— Start Information supplied —

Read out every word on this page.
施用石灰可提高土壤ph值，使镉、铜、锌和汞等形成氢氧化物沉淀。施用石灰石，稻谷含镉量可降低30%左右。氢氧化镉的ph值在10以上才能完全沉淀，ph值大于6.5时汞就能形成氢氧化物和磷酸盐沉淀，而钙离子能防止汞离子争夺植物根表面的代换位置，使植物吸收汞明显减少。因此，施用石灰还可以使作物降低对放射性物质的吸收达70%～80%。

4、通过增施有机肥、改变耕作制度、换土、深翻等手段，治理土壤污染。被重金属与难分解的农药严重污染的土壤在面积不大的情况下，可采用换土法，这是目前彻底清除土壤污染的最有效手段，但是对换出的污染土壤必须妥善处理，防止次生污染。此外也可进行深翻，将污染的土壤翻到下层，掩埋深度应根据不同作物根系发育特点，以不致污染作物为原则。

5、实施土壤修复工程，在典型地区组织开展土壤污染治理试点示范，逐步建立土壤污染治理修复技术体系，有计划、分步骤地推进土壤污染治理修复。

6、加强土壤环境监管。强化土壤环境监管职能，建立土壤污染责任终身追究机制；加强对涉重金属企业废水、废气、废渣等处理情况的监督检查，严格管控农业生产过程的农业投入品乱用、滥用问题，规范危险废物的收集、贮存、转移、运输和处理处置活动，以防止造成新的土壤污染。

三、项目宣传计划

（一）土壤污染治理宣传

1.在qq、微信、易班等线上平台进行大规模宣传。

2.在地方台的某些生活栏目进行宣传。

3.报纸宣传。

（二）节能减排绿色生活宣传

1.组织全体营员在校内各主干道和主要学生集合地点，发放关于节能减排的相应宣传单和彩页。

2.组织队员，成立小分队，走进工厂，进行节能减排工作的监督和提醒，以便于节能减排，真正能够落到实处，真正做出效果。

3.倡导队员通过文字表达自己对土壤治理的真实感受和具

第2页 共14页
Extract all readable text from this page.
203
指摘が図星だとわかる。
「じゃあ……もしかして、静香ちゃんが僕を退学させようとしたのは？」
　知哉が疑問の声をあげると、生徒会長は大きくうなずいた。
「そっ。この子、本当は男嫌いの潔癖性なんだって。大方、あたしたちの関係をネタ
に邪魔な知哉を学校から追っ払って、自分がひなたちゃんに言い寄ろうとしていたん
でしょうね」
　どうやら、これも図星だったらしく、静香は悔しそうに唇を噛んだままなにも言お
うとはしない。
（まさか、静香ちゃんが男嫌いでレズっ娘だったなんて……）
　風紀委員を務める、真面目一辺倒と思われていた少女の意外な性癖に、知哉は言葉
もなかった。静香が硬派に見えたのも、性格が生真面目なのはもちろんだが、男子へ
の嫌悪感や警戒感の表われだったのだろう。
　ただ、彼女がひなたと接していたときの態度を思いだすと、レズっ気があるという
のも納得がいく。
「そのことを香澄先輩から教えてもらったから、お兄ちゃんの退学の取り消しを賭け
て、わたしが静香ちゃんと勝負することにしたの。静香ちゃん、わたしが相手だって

— End Information supplied —

• [The exercise]:
Output the full listing without altering anything.

• [Solution]:
Read out every word on this page.
施用石灰可提高土壤ph值，使镉、铜、锌和汞等形成氢氧化物沉淀。施用石灰石，稻谷含镉量可降低30%左右。氢氧化镉的ph值在10以上才能完全沉淀，ph值大于6.5时汞就能形成氢氧化物和磷酸盐沉淀，而钙离子能防止汞离子争夺植物根表面的代换位置，使植物吸收汞明显减少。因此，施用石灰还可以使作物降低对放射性物质的吸收达70%～80%。

4、通过增施有机肥、改变耕作制度、换土、深翻等手段，治理土壤污染。被重金属与难分解的农药严重污染的土壤在面积不大的情况下，可采用换土法，这是目前彻底清除土壤污染的最有效手段，但是对换出的污染土壤必须妥善处理，防止次生污染。此外也可进行深翻，将污染的土壤翻到下层，掩埋深度应根据不同作物根系发育特点，以不致污染作物为原则。

5、实施土壤修复工程，在典型地区组织开展土壤污染治理试点示范，逐步建立土壤污染治理修复技术体系，有计划、分步骤地推进土壤污染治理修复。

6、加强土壤环境监管。强化土壤环境监管职能，建立土壤污染责任终身追究机制；加强对涉重金属企业废水、废气、废渣等处理情况的监督检查，严格管控农业生产过程的农业投入品乱用、滥用问题，规范危险废物的收集、贮存、转移、运输和处理处置活动，以防止造成新的土壤污染。

三、项目宣传计划

（一）土壤污染治理宣传

1.在qq、微信、易班等线上平台进行大规模宣传。

2.在地方台的某些生活栏目进行宣传。

3.报纸宣传。

（二）节能减排绿色生活宣传

1.组织全体营员在校内各主干道和主要学生集合地点，发放关于节能减排的相应宣传单和彩页。

2.组织队员，成立小分队，走进工厂，进行节能减排工作的监督和提醒，以便于节能减排，真正能够落到实处，真正做出效果。

3.倡导队员通过文字表达自己对土壤治理的真实感受和具

第2页 共14页
Extract all readable text from this page.
203
指摘が図星だとわかる。
「じゃあ……もしかして、静香ちゃんが僕を退学させようとしたのは？」
　知哉が疑問の声をあげると、生徒会長は大きくうなずいた。
「そっ。この子、本当は男嫌いの潔癖性なんだって。大方、あたしたちの関係をネタ
に邪魔な知哉を学校から追っ払って、自分がひなたちゃんに言い寄ろうとしていたん
でしょうね」
　どうやら、これも図星だったらしく、静香は悔しそうに唇を噛んだままなにも言お
うとはしない。
（まさか、静香ちゃんが男嫌いでレズっ娘だったなんて……）
　風紀委員を務める、真面目一辺倒と思われていた少女の意外な性癖に、知哉は言葉
もなかった。静香が硬派に見えたのも、性格が生真面目なのはもちろんだが、男子へ
の嫌悪感や警戒感の表われだったのだろう。
　ただ、彼女がひなたと接していたときの態度を思いだすと、レズっ気があるという
のも納得がいく。
「そのことを香澄先輩から教えてもらったから、お兄ちゃんの退学の取り消しを賭け
て、わたしが静香ちゃんと勝負することにしたの。静香ちゃん、わたしが相手だって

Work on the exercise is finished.